======== EXCERPT TO READ ========

Solar science research satellite

PICARD is a satellite dedicated to the simultaneous measurement of the absolute total and spectral solar irradiance, the diameter and solar shape, and to the Sun's interior probing by the helioseismology method. These measurements obtained throughout the mission allow study of their variations as a function of solar activity. It launched, along with the Prisma spacecraft, on 15 June 2010 on a Dnepr launcher from Dombarovskiy Cosmodrome, near Yasny, Russia. The mission, originally planned for two years, ended on 4 April 2014.

==Objectives==
The objectives of the PICARD mission are to improve humanity's knowledge of:

- the functioning of our star through new observations,
- the influence of the solar activity on the climate of the Earth.

==History==
The PICARD mission was named after the French astronomer of the 17th century Jean Picard (1620–1682) who achieved the first accurate measurements of the solar diameter. These measurements are especially important as they were made during a period when the solar activity was minimum characterized by a sun nearly without sunspots between 1645 and 1710. This period was found by Gustav Spörer using sunspots observations gathered in Europe and this period is now named Maunder minimum. By comparing the diameter during the Maunder minimum and the diameter when the sun was active a variation has been found, leading to the still-unanswered question, "Are diameter and activity linked?" During this period in Europe, there was an unusually cold climate.

======== SOURCE DATA ========

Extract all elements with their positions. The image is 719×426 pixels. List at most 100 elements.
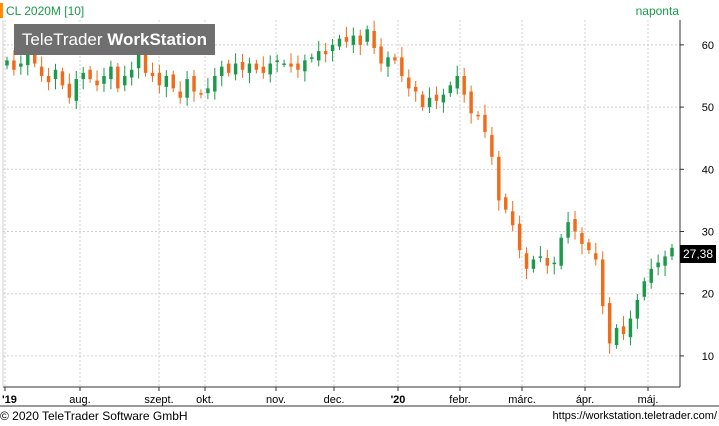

========

■ BRIEF 1
Answer these questions about the PICARD satellite text, one line each:
(a) On what date did PICARD launch, and with which other spacecraft?
(b) Which astronomer is the mission named after?
(c) Between which years did the period of minimum solar activity described in the text occur, and what is that period now called?
■ BRIEF 2
Can you write the next paragraph of the PICARD satellite text, picking up after its final sentence?

■ RIGHT ANSWER 1
(a) 15 June 2010, along with the Prisma spacecraft.
(b) Jean Picard, the 17th-century French astronomer (1620–1682).
(c) Between 1645 and 1710; it is now called the Maunder minimum.

■ RIGHT ANSWER 2
==Platform==
PICARD used the Myriade microsatellite platform, developed by CNES to use as much as possible common equipment. This platform was designed for a total mass of about 120 kg mass at launch. Its attitude in space is maintained by using a star sensor, solar sensors, a magnetometer, gyrometers, several magnetic rods and reaction wheels. If an orbit control and orbit manoeuvres are needed, a hydrazine system may be used. The on-board management is centralised, and uses a 10 MIPS microprocessor T805. A mass memory is available for the data storage. The telemetry and telecommand used the CCSDS standard.

==Payload==
The PICARD payload is composed of the following instruments:

- SOVAP (SOlar VAriability PICARD): composed of a differential radiometer and a bolometric sensor to measure the total solar irradiance (previously called solar constant),
- PREMOS (PREcision MOnitor Sensor): a set of 3 photometers to study the ozone formation and destruction, and to perform helioseismologic observations, and a differential radiometer to measure the total solar irradiance,
- SODISM (SOlar Diameter Imager and Surface Mapper): an imaging telescope accurately pointed and a CCD which allows measuring the solar diameter and shape with an accuracy of a few milliarc second, and to perform helioseismologic observations to probe the solar interior.